▶ [CHALLENGE 1]
Retype the thread about disks not returning after a JBOD power cycle word for word.

--- SELECTION ---

Discussion:
Not all disks come back after power cycling a JBOD
(too old to reply)
Alan Somers
2020-03-30 16:05:30 UTC
Permalink
If I remove a hot-swappable SCSI drive and reinsert it, FreeBSD always
seems to handle that just fine. But if instead I unplug or power off an
entire JBOD, then reattach it, frequently FreeBSD fails to fails to
recreate all of the device nodes. Using "mpsutil show devices" or "mprutil
show devices" I can see all of the devices that I'm expecting. However,
"camcontrol devlist" doesn't show them, and "camcontrol rescan" doesn't
help.

This has been the situation for as long as I can remember, several years at
least. But now it's starting to cause problems for me. Before I try to
debug this myself, does anybody know anything about the problem?
_______________________________________________
freebsd-***@freebsd.org mailing list
https://lists.freebsd.org/mailman/listinfo/freebsd-scsi
To unsubscribe, send any mail to "freebsd-scsi-***@freebsd.org"

--
Posted automagically by a mail2news gateway at muc.de e.V.
Please direct questions, flames, donations, etc. to news-***@muc.de
Jan Bramkamp
2020-04-01 13:42:39 UTC
Permalink
Post by Alan Somers
If I remove a hot-swappable SCSI drive and reinsert it, FreeBSD always
seems to handle that just fine. But if instead I unplug or power off an
entire JBOD, then reattach it, frequently FreeBSD fails to fails to
recreate all of the device nodes. Using "mpsutil show devices" or "mprutil
show devices" I can see all of the devices that I'm expecting. However,
"camcontrol devlist" doesn't show them, and "camcontrol rescan" doesn't
help.
This has been the situation for as long as I can remember, several years at
least. But now it's starting to cause problems for me. Before I try to
debug this myself, does anybody know anything about the problem?

--- INFORMATION SUPPLIED ---

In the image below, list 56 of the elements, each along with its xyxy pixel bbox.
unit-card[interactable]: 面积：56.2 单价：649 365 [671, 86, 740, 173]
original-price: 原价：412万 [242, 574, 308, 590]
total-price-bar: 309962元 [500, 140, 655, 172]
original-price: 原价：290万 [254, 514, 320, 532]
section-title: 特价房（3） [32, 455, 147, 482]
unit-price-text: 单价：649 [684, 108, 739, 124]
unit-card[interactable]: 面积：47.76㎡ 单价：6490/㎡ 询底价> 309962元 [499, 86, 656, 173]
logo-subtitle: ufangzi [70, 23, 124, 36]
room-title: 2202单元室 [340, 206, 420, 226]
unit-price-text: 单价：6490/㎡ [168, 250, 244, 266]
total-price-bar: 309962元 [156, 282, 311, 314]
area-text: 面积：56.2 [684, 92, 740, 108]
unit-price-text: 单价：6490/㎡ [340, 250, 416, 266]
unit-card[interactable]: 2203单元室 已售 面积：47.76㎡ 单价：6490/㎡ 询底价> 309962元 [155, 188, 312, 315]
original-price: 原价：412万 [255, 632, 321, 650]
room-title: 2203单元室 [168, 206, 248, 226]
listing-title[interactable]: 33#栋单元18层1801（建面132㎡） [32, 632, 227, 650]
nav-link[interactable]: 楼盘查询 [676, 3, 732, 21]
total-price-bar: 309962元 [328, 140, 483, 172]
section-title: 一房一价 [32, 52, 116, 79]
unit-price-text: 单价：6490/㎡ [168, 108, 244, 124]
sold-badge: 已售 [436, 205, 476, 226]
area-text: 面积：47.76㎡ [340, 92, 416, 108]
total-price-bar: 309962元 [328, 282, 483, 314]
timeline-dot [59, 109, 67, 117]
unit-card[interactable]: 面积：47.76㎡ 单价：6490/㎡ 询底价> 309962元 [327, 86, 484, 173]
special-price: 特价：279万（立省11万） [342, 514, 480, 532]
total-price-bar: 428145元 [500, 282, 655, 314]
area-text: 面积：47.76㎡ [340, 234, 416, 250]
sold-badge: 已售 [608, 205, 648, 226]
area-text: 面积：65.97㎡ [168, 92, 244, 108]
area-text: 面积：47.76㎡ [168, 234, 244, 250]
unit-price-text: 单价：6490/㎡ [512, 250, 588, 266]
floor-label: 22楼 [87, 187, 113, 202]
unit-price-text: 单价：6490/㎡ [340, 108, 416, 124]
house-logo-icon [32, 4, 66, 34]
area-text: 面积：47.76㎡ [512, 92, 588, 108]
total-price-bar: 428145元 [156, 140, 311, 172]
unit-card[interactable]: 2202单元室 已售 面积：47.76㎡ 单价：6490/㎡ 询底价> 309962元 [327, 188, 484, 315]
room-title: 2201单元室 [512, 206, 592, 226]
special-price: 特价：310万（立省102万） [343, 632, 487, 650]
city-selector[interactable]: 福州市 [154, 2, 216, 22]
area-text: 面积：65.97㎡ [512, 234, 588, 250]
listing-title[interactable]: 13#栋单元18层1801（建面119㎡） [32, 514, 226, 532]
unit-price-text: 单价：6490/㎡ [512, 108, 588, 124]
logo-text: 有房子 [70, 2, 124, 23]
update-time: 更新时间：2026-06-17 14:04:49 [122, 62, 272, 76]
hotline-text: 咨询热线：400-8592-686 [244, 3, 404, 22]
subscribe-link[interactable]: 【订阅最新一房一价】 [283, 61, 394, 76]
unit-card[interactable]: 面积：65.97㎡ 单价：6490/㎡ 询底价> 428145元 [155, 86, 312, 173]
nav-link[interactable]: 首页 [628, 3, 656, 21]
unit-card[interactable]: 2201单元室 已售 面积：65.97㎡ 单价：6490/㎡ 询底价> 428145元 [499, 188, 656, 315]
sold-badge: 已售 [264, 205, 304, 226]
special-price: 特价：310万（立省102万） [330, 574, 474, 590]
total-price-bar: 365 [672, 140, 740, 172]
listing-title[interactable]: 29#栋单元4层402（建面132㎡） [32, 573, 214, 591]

---

▶ [CHALLENGE 2]
Echo the stretch of rows from the first one through the line containing "total-price-bar: 309962元 [328, 282, 483, 314]", both ends included, and nothing else.

▶ [EXERCISE RESULT 1]
Discussion:
Not all disks come back after power cycling a JBOD
(too old to reply)
Alan Somers
2020-03-30 16:05:30 UTC
Permalink
If I remove a hot-swappable SCSI drive and reinsert it, FreeBSD always
seems to handle that just fine. But if instead I unplug or power off an
entire JBOD, then reattach it, frequently FreeBSD fails to fails to
recreate all of the device nodes. Using "mpsutil show devices" or "mprutil
show devices" I can see all of the devices that I'm expecting. However,
"camcontrol devlist" doesn't show them, and "camcontrol rescan" doesn't
help.

This has been the situation for as long as I can remember, several years at
least. But now it's starting to cause problems for me. Before I try to
debug this myself, does anybody know anything about the problem?
_______________________________________________
freebsd-***@freebsd.org mailing list
https://lists.freebsd.org/mailman/listinfo/freebsd-scsi
To unsubscribe, send any mail to "freebsd-scsi-***@freebsd.org"

--
Posted automagically by a mail2news gateway at muc.de e.V.
Please direct questions, flames, donations, etc. to news-***@muc.de
Jan Bramkamp
2020-04-01 13:42:39 UTC
Permalink
Post by Alan Somers
If I remove a hot-swappable SCSI drive and reinsert it, FreeBSD always
seems to handle that just fine. But if instead I unplug or power off an
entire JBOD, then reattach it, frequently FreeBSD fails to fails to
recreate all of the device nodes. Using "mpsutil show devices" or "mprutil
show devices" I can see all of the devices that I'm expecting. However,
"camcontrol devlist" doesn't show them, and "camcontrol rescan" doesn't
help.
This has been the situation for as long as I can remember, several years at
least. But now it's starting to cause problems for me. Before I try to
debug this myself, does anybody know anything about the problem?

▶ [EXERCISE RESULT 2]
In the image below, list 56 of the elements, each along with its xyxy pixel bbox.
unit-card[interactable]: 面积：56.2 单价：649 365 [671, 86, 740, 173]
original-price: 原价：412万 [242, 574, 308, 590]
total-price-bar: 309962元 [500, 140, 655, 172]
original-price: 原价：290万 [254, 514, 320, 532]
section-title: 特价房（3） [32, 455, 147, 482]
unit-price-text: 单价：649 [684, 108, 739, 124]
unit-card[interactable]: 面积：47.76㎡ 单价：6490/㎡ 询底价> 309962元 [499, 86, 656, 173]
logo-subtitle: ufangzi [70, 23, 124, 36]
room-title: 2202单元室 [340, 206, 420, 226]
unit-price-text: 单价：6490/㎡ [168, 250, 244, 266]
total-price-bar: 309962元 [156, 282, 311, 314]
area-text: 面积：56.2 [684, 92, 740, 108]
unit-price-text: 单价：6490/㎡ [340, 250, 416, 266]
unit-card[interactable]: 2203单元室 已售 面积：47.76㎡ 单价：6490/㎡ 询底价> 309962元 [155, 188, 312, 315]
original-price: 原价：412万 [255, 632, 321, 650]
room-title: 2203单元室 [168, 206, 248, 226]
listing-title[interactable]: 33#栋单元18层1801（建面132㎡） [32, 632, 227, 650]
nav-link[interactable]: 楼盘查询 [676, 3, 732, 21]
total-price-bar: 309962元 [328, 140, 483, 172]
section-title: 一房一价 [32, 52, 116, 79]
unit-price-text: 单价：6490/㎡ [168, 108, 244, 124]
sold-badge: 已售 [436, 205, 476, 226]
area-text: 面积：47.76㎡ [340, 92, 416, 108]
total-price-bar: 309962元 [328, 282, 483, 314]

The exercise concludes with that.